=== The problem ===
Go through the listing below and gather every line with the word "amount".

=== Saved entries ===
===

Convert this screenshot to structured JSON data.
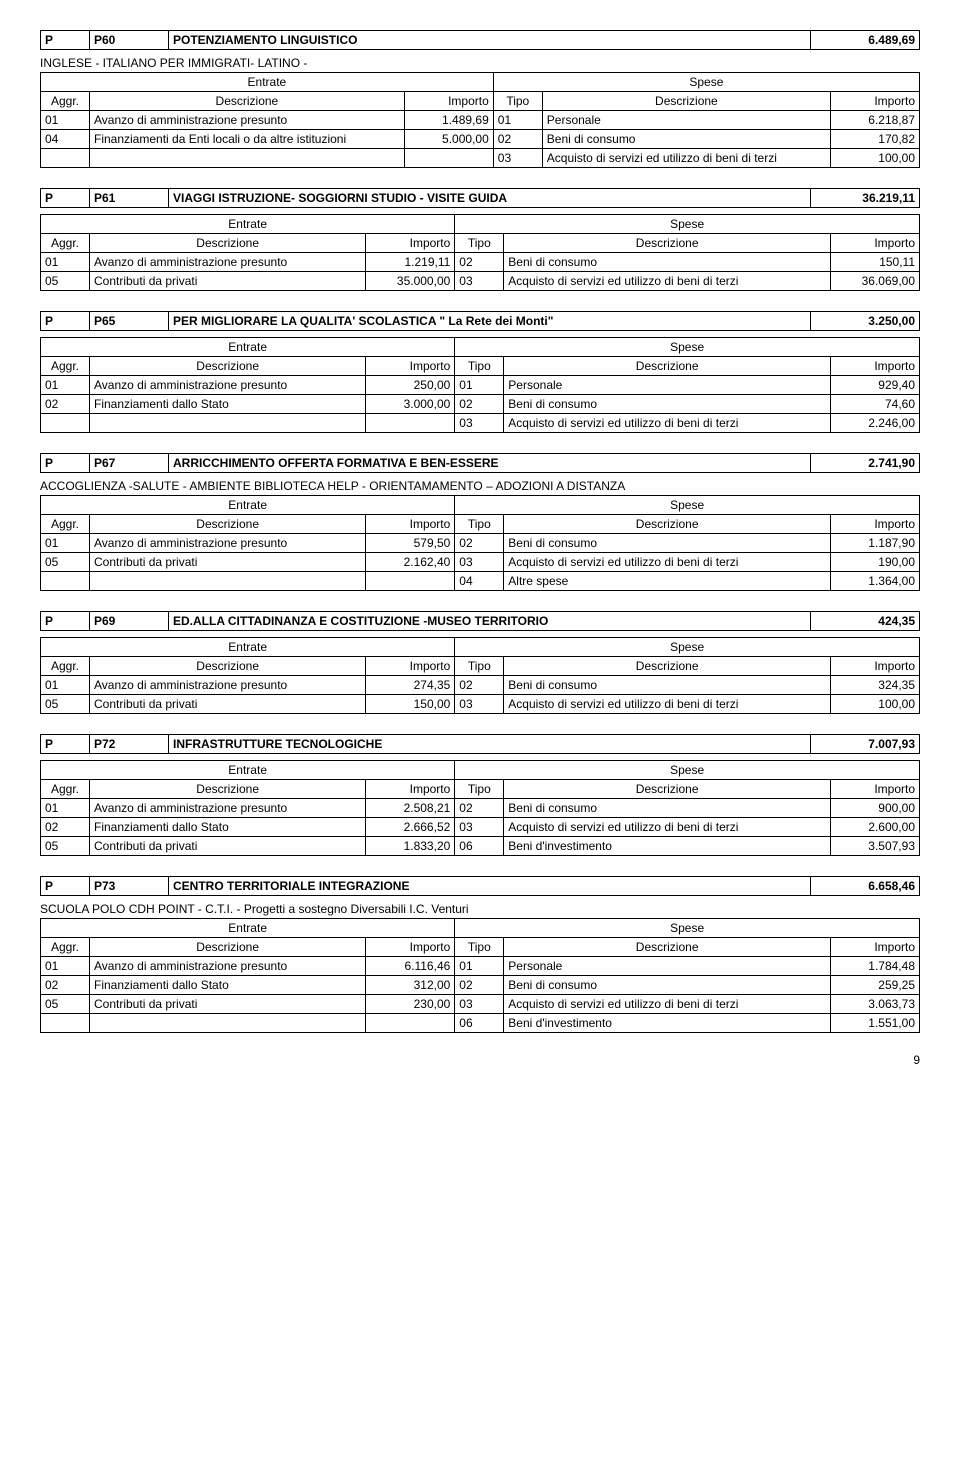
{
  "labels": {
    "entrate": "Entrate",
    "spese": "Spese",
    "aggr": "Aggr.",
    "descrizione": "Descrizione",
    "importo": "Importo",
    "tipo": "Tipo"
  },
  "page_number": "9",
  "sections": [
    {
      "code": "P",
      "ref": "P60",
      "title": "POTENZIAMENTO LINGUISTICO",
      "amount": "6.489,69",
      "subtitle": "INGLESE - ITALIANO PER IMMIGRATI- LATINO -",
      "rows": [
        {
          "a": "01",
          "ad": "Avanzo di amministrazione presunto",
          "ai": "1.489,69",
          "t": "01",
          "td": "Personale",
          "ti": "6.218,87"
        },
        {
          "a": "04",
          "ad": "Finanziamenti da Enti locali o da altre istituzioni",
          "ai": "5.000,00",
          "t": "02",
          "td": "Beni di consumo",
          "ti": "170,82"
        },
        {
          "a": "",
          "ad": "",
          "ai": "",
          "t": "03",
          "td": "Acquisto di servizi ed utilizzo di beni di terzi",
          "ti": "100,00"
        }
      ]
    },
    {
      "code": "P",
      "ref": "P61",
      "title": "VIAGGI ISTRUZIONE- SOGGIORNI STUDIO - VISITE GUIDA",
      "amount": "36.219,11",
      "rows": [
        {
          "a": "01",
          "ad": "Avanzo di amministrazione presunto",
          "ai": "1.219,11",
          "t": "02",
          "td": "Beni di consumo",
          "ti": "150,11"
        },
        {
          "a": "05",
          "ad": "Contributi da privati",
          "ai": "35.000,00",
          "t": "03",
          "td": "Acquisto di servizi ed utilizzo di beni di terzi",
          "ti": "36.069,00"
        }
      ]
    },
    {
      "code": "P",
      "ref": "P65",
      "title": "PER MIGLIORARE LA QUALITA' SCOLASTICA \" La Rete dei Monti\"",
      "amount": "3.250,00",
      "rows": [
        {
          "a": "01",
          "ad": "Avanzo di amministrazione presunto",
          "ai": "250,00",
          "t": "01",
          "td": "Personale",
          "ti": "929,40"
        },
        {
          "a": "02",
          "ad": "Finanziamenti dallo Stato",
          "ai": "3.000,00",
          "t": "02",
          "td": "Beni di consumo",
          "ti": "74,60"
        },
        {
          "a": "",
          "ad": "",
          "ai": "",
          "t": "03",
          "td": "Acquisto di servizi ed utilizzo di beni di terzi",
          "ti": "2.246,00"
        }
      ]
    },
    {
      "code": "P",
      "ref": "P67",
      "title": "ARRICCHIMENTO OFFERTA FORMATIVA E BEN-ESSERE",
      "amount": "2.741,90",
      "subtitle": "ACCOGLIENZA -SALUTE - AMBIENTE BIBLIOTECA HELP -  ORIENTAMAMENTO – ADOZIONI A DISTANZA",
      "rows": [
        {
          "a": "01",
          "ad": "Avanzo di amministrazione presunto",
          "ai": "579,50",
          "t": "02",
          "td": "Beni di consumo",
          "ti": "1.187,90"
        },
        {
          "a": "05",
          "ad": "Contributi da privati",
          "ai": "2.162,40",
          "t": "03",
          "td": "Acquisto di servizi ed utilizzo di beni di terzi",
          "ti": "190,00"
        },
        {
          "a": "",
          "ad": "",
          "ai": "",
          "t": "04",
          "td": "Altre spese",
          "ti": "1.364,00"
        }
      ]
    },
    {
      "code": "P",
      "ref": "P69",
      "title": "ED.ALLA CITTADINANZA E COSTITUZIONE -MUSEO TERRITORIO",
      "amount": "424,35",
      "rows": [
        {
          "a": "01",
          "ad": "Avanzo di amministrazione presunto",
          "ai": "274,35",
          "t": "02",
          "td": "Beni di consumo",
          "ti": "324,35"
        },
        {
          "a": "05",
          "ad": "Contributi da privati",
          "ai": "150,00",
          "t": "03",
          "td": "Acquisto di servizi ed utilizzo di beni di terzi",
          "ti": "100,00"
        }
      ]
    },
    {
      "code": "P",
      "ref": "P72",
      "title": "INFRASTRUTTURE TECNOLOGICHE",
      "amount": "7.007,93",
      "rows": [
        {
          "a": "01",
          "ad": "Avanzo di amministrazione presunto",
          "ai": "2.508,21",
          "t": "02",
          "td": "Beni di consumo",
          "ti": "900,00"
        },
        {
          "a": "02",
          "ad": "Finanziamenti dallo Stato",
          "ai": "2.666,52",
          "t": "03",
          "td": "Acquisto di servizi ed utilizzo di beni di terzi",
          "ti": "2.600,00"
        },
        {
          "a": "05",
          "ad": "Contributi da privati",
          "ai": "1.833,20",
          "t": "06",
          "td": "Beni d'investimento",
          "ti": "3.507,93"
        }
      ]
    },
    {
      "code": "P",
      "ref": "P73",
      "title": "CENTRO TERRITORIALE INTEGRAZIONE",
      "amount": "6.658,46",
      "subtitle": "SCUOLA POLO CDH POINT - C.T.I. -  Progetti a sostegno Diversabili I.C.  Venturi",
      "rows": [
        {
          "a": "01",
          "ad": "Avanzo di amministrazione presunto",
          "ai": "6.116,46",
          "t": "01",
          "td": "Personale",
          "ti": "1.784,48"
        },
        {
          "a": "02",
          "ad": "Finanziamenti dallo Stato",
          "ai": "312,00",
          "t": "02",
          "td": "Beni di consumo",
          "ti": "259,25"
        },
        {
          "a": "05",
          "ad": "Contributi da privati",
          "ai": "230,00",
          "t": "03",
          "td": "Acquisto di servizi ed utilizzo di beni di terzi",
          "ti": "3.063,73"
        },
        {
          "a": "",
          "ad": "",
          "ai": "",
          "t": "06",
          "td": "Beni d'investimento",
          "ti": "1.551,00"
        }
      ]
    }
  ]
}
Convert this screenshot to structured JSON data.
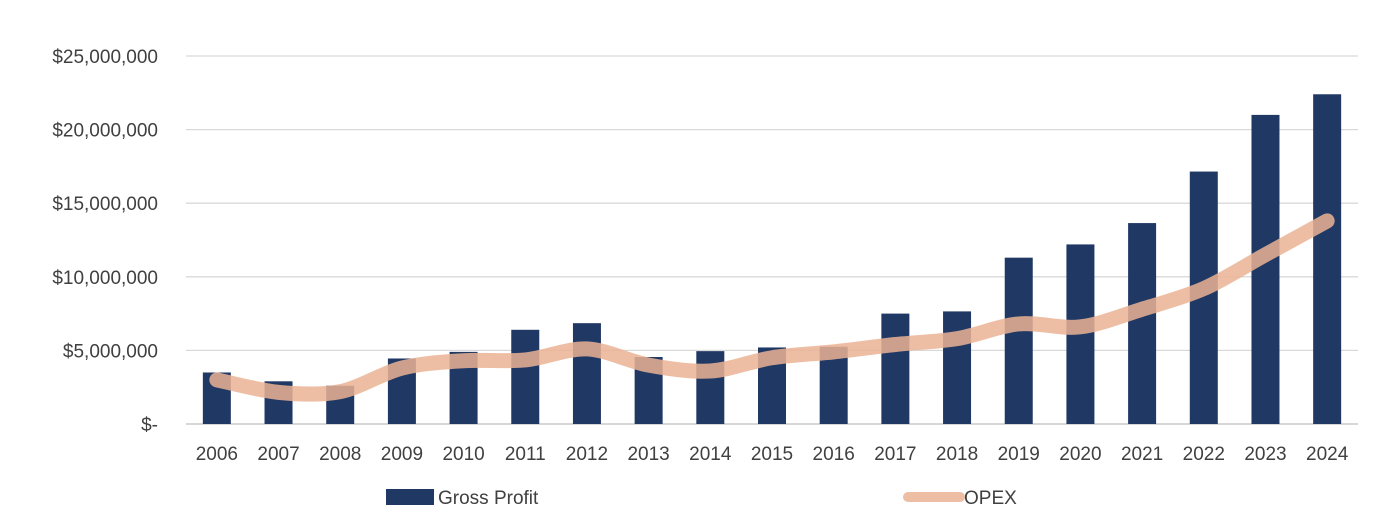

===

=== Worked solution ===
      "amount": "6.489,69",
      "amount": "36.219,11",
      "amount": "3.250,00",
      "amount": "2.741,90",
      "amount": "424,35",
      "amount": "7.007,93",
      "amount": "6.658,46",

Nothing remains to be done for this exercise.